### OBJECTIVE
Quote each record exactly, please, leaving none out.

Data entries
┄┄┄┄┄┄┄┄┄┄┄┄┄┄┄┄┄┄┄┄

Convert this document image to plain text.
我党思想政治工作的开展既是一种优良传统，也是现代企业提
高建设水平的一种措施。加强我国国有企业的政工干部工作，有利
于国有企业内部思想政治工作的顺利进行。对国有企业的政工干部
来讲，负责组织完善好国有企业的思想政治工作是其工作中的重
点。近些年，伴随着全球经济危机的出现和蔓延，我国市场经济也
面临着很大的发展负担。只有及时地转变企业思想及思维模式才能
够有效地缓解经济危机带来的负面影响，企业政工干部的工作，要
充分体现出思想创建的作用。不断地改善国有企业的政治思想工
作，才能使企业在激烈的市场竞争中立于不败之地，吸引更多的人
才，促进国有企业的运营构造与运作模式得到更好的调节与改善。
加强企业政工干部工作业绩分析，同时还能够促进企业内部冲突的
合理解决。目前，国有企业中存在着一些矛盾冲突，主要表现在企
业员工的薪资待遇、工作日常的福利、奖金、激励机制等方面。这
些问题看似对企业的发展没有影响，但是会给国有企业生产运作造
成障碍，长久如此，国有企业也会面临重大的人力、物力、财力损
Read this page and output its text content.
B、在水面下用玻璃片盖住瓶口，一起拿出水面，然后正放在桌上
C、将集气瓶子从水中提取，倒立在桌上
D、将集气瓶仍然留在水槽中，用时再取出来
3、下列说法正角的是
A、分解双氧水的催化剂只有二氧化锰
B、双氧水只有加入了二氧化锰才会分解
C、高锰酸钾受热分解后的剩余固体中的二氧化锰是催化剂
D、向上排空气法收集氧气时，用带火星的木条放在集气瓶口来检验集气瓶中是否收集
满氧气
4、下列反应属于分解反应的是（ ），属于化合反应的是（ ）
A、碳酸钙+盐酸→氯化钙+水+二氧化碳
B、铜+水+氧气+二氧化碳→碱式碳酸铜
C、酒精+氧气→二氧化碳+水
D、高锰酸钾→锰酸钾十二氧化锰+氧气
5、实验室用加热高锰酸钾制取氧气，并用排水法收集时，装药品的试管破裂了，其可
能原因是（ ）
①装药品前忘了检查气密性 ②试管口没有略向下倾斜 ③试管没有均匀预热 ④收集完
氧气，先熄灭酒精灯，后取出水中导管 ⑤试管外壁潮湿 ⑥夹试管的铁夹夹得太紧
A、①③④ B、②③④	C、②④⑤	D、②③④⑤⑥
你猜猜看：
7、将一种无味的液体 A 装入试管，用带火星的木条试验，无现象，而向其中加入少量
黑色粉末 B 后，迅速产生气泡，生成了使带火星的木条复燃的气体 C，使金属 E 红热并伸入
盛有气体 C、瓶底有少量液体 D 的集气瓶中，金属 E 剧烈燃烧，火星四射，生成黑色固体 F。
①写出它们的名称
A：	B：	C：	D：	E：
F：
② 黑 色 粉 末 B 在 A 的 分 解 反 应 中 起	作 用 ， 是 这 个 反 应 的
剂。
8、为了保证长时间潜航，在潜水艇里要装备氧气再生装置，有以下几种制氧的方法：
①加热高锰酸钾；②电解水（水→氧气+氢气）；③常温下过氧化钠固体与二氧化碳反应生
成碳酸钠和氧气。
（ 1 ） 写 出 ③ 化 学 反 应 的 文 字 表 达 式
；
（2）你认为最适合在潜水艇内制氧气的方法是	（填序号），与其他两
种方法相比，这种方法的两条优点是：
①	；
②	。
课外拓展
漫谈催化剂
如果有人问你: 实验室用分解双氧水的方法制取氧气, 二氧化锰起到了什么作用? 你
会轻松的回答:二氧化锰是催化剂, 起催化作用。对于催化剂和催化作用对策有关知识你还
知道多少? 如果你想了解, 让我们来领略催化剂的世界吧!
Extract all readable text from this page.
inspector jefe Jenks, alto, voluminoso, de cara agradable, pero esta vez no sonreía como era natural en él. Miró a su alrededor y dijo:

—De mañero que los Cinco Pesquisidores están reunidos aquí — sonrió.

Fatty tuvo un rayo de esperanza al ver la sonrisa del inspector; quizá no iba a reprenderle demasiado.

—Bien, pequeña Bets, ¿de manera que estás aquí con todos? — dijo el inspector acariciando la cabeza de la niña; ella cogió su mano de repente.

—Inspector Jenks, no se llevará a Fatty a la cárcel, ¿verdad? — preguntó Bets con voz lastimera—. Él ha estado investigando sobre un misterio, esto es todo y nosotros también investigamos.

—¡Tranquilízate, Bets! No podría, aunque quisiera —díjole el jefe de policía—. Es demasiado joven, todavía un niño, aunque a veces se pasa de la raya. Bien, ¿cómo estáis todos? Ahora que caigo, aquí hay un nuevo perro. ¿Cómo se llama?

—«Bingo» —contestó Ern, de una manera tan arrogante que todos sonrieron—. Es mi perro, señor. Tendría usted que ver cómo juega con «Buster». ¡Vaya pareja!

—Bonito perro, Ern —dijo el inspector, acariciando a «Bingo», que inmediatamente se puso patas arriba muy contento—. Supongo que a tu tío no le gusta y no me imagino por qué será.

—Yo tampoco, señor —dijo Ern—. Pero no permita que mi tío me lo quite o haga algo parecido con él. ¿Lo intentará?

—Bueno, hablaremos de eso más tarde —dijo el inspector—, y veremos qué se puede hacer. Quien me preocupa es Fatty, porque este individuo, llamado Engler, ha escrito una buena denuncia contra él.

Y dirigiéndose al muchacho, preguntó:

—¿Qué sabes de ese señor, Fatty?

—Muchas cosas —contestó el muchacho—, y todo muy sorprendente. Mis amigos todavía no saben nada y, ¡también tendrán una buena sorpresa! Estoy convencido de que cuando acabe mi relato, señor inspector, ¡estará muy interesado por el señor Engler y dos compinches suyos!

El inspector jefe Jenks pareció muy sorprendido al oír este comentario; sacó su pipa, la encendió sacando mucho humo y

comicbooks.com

┄┄┄┄┄┄┄┄┄┄┄┄┄┄┄┄┄┄┄┄

### THE ANSWER
Convert this document image to plain text.
我党思想政治工作的开展既是一种优良传统，也是现代企业提
高建设水平的一种措施。加强我国国有企业的政工干部工作，有利
于国有企业内部思想政治工作的顺利进行。对国有企业的政工干部
来讲，负责组织完善好国有企业的思想政治工作是其工作中的重
点。近些年，伴随着全球经济危机的出现和蔓延，我国市场经济也
面临着很大的发展负担。只有及时地转变企业思想及思维模式才能
够有效地缓解经济危机带来的负面影响，企业政工干部的工作，要
充分体现出思想创建的作用。不断地改善国有企业的政治思想工
作，才能使企业在激烈的市场竞争中立于不败之地，吸引更多的人
才，促进国有企业的运营构造与运作模式得到更好的调节与改善。
加强企业政工干部工作业绩分析，同时还能够促进企业内部冲突的
合理解决。目前，国有企业中存在着一些矛盾冲突，主要表现在企
业员工的薪资待遇、工作日常的福利、奖金、激励机制等方面。这
些问题看似对企业的发展没有影响，但是会给国有企业生产运作造
成障碍，长久如此，国有企业也会面临重大的人力、物力、财力损
Read this page and output its text content.
B、在水面下用玻璃片盖住瓶口，一起拿出水面，然后正放在桌上
C、将集气瓶子从水中提取，倒立在桌上
D、将集气瓶仍然留在水槽中，用时再取出来
3、下列说法正角的是
A、分解双氧水的催化剂只有二氧化锰
B、双氧水只有加入了二氧化锰才会分解
C、高锰酸钾受热分解后的剩余固体中的二氧化锰是催化剂
D、向上排空气法收集氧气时，用带火星的木条放在集气瓶口来检验集气瓶中是否收集
满氧气
4、下列反应属于分解反应的是（ ），属于化合反应的是（ ）
A、碳酸钙+盐酸→氯化钙+水+二氧化碳
B、铜+水+氧气+二氧化碳→碱式碳酸铜
C、酒精+氧气→二氧化碳+水
D、高锰酸钾→锰酸钾十二氧化锰+氧气
5、实验室用加热高锰酸钾制取氧气，并用排水法收集时，装药品的试管破裂了，其可
能原因是（ ）
①装药品前忘了检查气密性 ②试管口没有略向下倾斜 ③试管没有均匀预热 ④收集完
氧气，先熄灭酒精灯，后取出水中导管 ⑤试管外壁潮湿 ⑥夹试管的铁夹夹得太紧
A、①③④ B、②③④	C、②④⑤	D、②③④⑤⑥
你猜猜看：
7、将一种无味的液体 A 装入试管，用带火星的木条试验，无现象，而向其中加入少量
黑色粉末 B 后，迅速产生气泡，生成了使带火星的木条复燃的气体 C，使金属 E 红热并伸入
盛有气体 C、瓶底有少量液体 D 的集气瓶中，金属 E 剧烈燃烧，火星四射，生成黑色固体 F。
①写出它们的名称
A：	B：	C：	D：	E：
F：
② 黑 色 粉 末 B 在 A 的 分 解 反 应 中 起	作 用 ， 是 这 个 反 应 的
剂。
8、为了保证长时间潜航，在潜水艇里要装备氧气再生装置，有以下几种制氧的方法：
①加热高锰酸钾；②电解水（水→氧气+氢气）；③常温下过氧化钠固体与二氧化碳反应生
成碳酸钠和氧气。
（ 1 ） 写 出 ③ 化 学 反 应 的 文 字 表 达 式
；
（2）你认为最适合在潜水艇内制氧气的方法是	（填序号），与其他两
种方法相比，这种方法的两条优点是：
①	；
②	。
课外拓展
漫谈催化剂
如果有人问你: 实验室用分解双氧水的方法制取氧气, 二氧化锰起到了什么作用? 你
会轻松的回答:二氧化锰是催化剂, 起催化作用。对于催化剂和催化作用对策有关知识你还
知道多少? 如果你想了解, 让我们来领略催化剂的世界吧!
Extract all readable text from this page.
inspector jefe Jenks, alto, voluminoso, de cara agradable, pero esta vez no sonreía como era natural en él. Miró a su alrededor y dijo:

—De mañero que los Cinco Pesquisidores están reunidos aquí — sonrió.

Fatty tuvo un rayo de esperanza al ver la sonrisa del inspector; quizá no iba a reprenderle demasiado.

—Bien, pequeña Bets, ¿de manera que estás aquí con todos? — dijo el inspector acariciando la cabeza de la niña; ella cogió su mano de repente.

—Inspector Jenks, no se llevará a Fatty a la cárcel, ¿verdad? — preguntó Bets con voz lastimera—. Él ha estado investigando sobre un misterio, esto es todo y nosotros también investigamos.

—¡Tranquilízate, Bets! No podría, aunque quisiera —díjole el jefe de policía—. Es demasiado joven, todavía un niño, aunque a veces se pasa de la raya. Bien, ¿cómo estáis todos? Ahora que caigo, aquí hay un nuevo perro. ¿Cómo se llama?

—«Bingo» —contestó Ern, de una manera tan arrogante que todos sonrieron—. Es mi perro, señor. Tendría usted que ver cómo juega con «Buster». ¡Vaya pareja!

—Bonito perro, Ern —dijo el inspector, acariciando a «Bingo», que inmediatamente se puso patas arriba muy contento—. Supongo que a tu tío no le gusta y no me imagino por qué será.

—Yo tampoco, señor —dijo Ern—. Pero no permita que mi tío me lo quite o haga algo parecido con él. ¿Lo intentará?

—Bueno, hablaremos de eso más tarde —dijo el inspector—, y veremos qué se puede hacer. Quien me preocupa es Fatty, porque este individuo, llamado Engler, ha escrito una buena denuncia contra él.

Y dirigiéndose al muchacho, preguntó:

—¿Qué sabes de ese señor, Fatty?

—Muchas cosas —contestó el muchacho—, y todo muy sorprendente. Mis amigos todavía no saben nada y, ¡también tendrán una buena sorpresa! Estoy convencido de que cuando acabe mi relato, señor inspector, ¡estará muy interesado por el señor Engler y dos compinches suyos!

El inspector jefe Jenks pareció muy sorprendido al oír este comentario; sacó su pipa, la encendió sacando mucho humo y

comicbooks.com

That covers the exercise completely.